Element box records:
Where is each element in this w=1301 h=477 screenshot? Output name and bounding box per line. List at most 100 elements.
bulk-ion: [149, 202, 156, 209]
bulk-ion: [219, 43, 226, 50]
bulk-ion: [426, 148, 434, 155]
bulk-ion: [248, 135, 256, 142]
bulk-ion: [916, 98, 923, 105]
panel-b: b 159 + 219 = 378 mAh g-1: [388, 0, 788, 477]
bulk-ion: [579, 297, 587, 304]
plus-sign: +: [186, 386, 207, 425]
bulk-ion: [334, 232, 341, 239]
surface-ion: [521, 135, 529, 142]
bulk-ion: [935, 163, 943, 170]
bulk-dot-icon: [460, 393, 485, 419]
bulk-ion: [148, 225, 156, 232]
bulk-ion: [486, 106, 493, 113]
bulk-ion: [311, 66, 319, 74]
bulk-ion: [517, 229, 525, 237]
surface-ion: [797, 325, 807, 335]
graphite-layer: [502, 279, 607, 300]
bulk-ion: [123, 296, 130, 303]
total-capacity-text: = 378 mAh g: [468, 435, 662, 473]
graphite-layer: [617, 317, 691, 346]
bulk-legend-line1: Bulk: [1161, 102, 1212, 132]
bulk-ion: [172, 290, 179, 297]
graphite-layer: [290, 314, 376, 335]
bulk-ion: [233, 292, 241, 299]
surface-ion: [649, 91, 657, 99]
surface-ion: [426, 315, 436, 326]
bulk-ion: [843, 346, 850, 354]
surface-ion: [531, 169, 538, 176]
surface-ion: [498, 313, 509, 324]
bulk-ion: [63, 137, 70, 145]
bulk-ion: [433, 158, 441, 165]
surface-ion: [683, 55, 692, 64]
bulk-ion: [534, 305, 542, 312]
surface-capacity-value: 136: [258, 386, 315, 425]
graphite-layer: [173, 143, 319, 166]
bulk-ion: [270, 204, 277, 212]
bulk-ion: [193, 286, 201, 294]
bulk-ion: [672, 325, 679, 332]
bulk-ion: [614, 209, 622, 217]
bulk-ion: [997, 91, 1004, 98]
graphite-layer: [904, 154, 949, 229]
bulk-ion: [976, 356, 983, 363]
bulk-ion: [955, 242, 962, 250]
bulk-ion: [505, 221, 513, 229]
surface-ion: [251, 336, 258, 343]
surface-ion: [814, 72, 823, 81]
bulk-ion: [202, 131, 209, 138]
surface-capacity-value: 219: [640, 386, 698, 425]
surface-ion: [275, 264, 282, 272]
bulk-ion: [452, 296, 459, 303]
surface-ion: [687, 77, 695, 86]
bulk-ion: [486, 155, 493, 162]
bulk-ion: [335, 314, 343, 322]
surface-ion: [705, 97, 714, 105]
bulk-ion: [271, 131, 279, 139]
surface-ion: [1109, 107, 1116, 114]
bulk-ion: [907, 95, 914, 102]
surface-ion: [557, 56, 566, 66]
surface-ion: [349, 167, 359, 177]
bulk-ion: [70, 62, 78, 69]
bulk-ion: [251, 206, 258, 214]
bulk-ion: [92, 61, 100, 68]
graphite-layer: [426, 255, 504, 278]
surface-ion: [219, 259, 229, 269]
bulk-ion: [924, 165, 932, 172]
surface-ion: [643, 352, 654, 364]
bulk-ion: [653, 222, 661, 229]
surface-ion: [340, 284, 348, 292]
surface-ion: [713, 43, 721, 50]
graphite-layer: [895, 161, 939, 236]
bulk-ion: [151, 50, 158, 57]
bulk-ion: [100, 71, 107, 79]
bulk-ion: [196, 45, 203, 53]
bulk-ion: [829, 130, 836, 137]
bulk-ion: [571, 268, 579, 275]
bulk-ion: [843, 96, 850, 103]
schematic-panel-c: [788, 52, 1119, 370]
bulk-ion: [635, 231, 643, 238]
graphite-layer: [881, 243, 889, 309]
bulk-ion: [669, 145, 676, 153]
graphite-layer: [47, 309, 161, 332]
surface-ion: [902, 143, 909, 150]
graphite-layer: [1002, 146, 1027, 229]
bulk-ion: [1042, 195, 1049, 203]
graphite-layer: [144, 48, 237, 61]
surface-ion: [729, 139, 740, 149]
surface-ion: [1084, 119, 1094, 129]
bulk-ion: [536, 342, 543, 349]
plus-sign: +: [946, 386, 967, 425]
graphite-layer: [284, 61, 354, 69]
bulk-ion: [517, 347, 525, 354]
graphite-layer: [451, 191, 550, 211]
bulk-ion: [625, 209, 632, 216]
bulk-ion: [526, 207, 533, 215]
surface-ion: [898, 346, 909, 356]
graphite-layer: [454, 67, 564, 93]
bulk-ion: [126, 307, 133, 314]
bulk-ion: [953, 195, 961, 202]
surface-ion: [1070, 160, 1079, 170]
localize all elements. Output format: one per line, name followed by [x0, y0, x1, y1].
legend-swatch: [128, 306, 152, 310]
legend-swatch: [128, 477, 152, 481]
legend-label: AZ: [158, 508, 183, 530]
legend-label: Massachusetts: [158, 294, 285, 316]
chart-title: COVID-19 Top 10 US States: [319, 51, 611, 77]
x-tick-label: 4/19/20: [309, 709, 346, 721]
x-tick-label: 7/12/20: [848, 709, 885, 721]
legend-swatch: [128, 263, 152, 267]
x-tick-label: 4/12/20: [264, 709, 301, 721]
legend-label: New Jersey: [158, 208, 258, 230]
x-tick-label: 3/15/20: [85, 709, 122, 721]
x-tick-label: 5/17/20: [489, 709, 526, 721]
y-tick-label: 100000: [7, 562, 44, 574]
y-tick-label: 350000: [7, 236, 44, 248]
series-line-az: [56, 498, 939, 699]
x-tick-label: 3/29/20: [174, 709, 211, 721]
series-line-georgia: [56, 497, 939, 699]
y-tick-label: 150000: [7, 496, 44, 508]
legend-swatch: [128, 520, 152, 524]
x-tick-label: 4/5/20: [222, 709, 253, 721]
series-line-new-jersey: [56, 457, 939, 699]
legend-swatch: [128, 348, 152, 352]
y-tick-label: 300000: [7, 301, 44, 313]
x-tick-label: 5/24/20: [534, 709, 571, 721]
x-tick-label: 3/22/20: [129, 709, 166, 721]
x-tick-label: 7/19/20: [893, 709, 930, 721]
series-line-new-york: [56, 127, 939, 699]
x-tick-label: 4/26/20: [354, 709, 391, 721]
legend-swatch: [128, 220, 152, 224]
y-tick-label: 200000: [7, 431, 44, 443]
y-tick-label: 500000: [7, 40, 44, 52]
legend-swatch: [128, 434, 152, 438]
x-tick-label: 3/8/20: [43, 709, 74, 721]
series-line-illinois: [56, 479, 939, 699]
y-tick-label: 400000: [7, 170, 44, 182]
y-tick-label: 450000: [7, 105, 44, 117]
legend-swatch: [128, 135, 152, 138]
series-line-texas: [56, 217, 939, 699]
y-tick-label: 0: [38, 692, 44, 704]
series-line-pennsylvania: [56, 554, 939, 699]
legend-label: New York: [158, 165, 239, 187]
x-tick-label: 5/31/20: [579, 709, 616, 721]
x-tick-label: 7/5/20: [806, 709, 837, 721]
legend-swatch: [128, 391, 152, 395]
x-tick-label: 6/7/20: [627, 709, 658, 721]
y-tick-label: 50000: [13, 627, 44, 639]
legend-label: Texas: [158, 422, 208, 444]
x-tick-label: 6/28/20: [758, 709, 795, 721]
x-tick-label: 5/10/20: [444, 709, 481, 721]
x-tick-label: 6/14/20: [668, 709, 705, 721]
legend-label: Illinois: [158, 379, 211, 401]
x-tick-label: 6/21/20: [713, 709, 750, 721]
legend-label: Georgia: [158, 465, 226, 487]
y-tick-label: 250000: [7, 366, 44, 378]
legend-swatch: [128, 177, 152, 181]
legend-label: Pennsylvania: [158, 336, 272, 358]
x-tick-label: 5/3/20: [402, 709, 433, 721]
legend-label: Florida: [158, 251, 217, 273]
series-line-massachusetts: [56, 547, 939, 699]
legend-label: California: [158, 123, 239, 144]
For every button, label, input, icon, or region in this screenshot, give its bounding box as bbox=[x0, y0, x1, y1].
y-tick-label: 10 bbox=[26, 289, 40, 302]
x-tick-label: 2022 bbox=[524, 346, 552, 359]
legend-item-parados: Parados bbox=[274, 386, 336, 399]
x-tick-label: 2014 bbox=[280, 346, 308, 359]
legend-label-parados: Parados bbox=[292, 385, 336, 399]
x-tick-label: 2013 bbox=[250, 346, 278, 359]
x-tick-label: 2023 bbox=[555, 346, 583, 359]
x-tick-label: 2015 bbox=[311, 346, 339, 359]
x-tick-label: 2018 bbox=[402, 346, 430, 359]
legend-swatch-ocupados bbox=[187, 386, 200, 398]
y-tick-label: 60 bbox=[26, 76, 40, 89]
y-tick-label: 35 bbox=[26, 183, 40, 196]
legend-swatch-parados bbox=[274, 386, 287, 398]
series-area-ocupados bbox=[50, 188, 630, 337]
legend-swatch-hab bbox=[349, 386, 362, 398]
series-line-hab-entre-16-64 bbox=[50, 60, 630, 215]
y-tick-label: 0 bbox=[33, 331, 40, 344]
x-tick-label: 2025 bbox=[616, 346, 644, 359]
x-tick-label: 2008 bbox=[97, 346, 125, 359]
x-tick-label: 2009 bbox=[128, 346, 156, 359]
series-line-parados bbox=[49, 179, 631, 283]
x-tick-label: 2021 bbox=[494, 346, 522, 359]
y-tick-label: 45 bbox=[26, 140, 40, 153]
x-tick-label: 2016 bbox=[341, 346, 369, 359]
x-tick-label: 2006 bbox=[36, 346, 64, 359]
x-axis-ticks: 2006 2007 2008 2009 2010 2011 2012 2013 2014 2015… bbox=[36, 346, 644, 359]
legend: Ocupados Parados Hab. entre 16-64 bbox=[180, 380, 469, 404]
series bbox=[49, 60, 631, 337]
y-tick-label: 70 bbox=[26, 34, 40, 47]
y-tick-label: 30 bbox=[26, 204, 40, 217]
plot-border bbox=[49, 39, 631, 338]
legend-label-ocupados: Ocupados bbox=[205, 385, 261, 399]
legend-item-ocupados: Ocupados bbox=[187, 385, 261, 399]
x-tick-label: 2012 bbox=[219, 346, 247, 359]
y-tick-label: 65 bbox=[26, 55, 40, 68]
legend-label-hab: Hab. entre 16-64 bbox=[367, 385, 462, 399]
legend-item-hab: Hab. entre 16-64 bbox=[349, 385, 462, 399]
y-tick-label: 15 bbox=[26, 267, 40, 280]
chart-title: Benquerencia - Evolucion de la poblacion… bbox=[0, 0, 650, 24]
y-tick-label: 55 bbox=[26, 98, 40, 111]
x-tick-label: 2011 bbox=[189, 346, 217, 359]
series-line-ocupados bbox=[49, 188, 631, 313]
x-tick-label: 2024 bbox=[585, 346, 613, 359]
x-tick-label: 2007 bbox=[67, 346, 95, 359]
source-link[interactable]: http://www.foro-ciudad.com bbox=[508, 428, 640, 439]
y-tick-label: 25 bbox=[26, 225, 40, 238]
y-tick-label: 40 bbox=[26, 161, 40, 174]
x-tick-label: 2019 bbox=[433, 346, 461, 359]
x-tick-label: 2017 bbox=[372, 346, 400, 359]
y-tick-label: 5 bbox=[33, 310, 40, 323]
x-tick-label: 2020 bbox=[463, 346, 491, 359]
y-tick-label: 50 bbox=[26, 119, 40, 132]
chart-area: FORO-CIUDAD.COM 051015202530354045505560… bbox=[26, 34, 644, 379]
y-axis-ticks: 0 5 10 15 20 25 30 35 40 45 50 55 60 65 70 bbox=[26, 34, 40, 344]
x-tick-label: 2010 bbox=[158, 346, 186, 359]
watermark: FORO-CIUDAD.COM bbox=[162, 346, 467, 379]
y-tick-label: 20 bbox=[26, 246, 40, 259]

#### WORK REQUIRED:
Can you copy out, unchanged, the part of the listing above that opens with its first line and closes with the line containing "bulk-ion: [193, 286, 201, 294]", with both of those lines included?

#### THE RESULT:
Where is each element in this w=1301 h=477 screenshot? Output name and bounding box per line. List at most 100 elements.
bulk-ion: [149, 202, 156, 209]
bulk-ion: [219, 43, 226, 50]
bulk-ion: [426, 148, 434, 155]
bulk-ion: [248, 135, 256, 142]
bulk-ion: [916, 98, 923, 105]
panel-b: b 159 + 219 = 378 mAh g-1: [388, 0, 788, 477]
bulk-ion: [579, 297, 587, 304]
plus-sign: +: [186, 386, 207, 425]
bulk-ion: [334, 232, 341, 239]
surface-ion: [521, 135, 529, 142]
bulk-ion: [935, 163, 943, 170]
bulk-dot-icon: [460, 393, 485, 419]
bulk-ion: [148, 225, 156, 232]
bulk-ion: [486, 106, 493, 113]
bulk-ion: [311, 66, 319, 74]
bulk-ion: [517, 229, 525, 237]
surface-ion: [797, 325, 807, 335]
graphite-layer: [502, 279, 607, 300]
bulk-ion: [123, 296, 130, 303]
total-capacity-text: = 378 mAh g: [468, 435, 662, 473]
graphite-layer: [617, 317, 691, 346]
bulk-legend-line1: Bulk: [1161, 102, 1212, 132]
bulk-ion: [172, 290, 179, 297]
graphite-layer: [290, 314, 376, 335]
bulk-ion: [233, 292, 241, 299]
surface-ion: [649, 91, 657, 99]
surface-ion: [426, 315, 436, 326]
bulk-ion: [843, 346, 850, 354]
surface-ion: [531, 169, 538, 176]
surface-ion: [498, 313, 509, 324]
bulk-ion: [63, 137, 70, 145]
bulk-ion: [433, 158, 441, 165]
surface-ion: [683, 55, 692, 64]
bulk-ion: [534, 305, 542, 312]
surface-capacity-value: 136: [258, 386, 315, 425]
graphite-layer: [173, 143, 319, 166]
bulk-ion: [270, 204, 277, 212]
bulk-ion: [193, 286, 201, 294]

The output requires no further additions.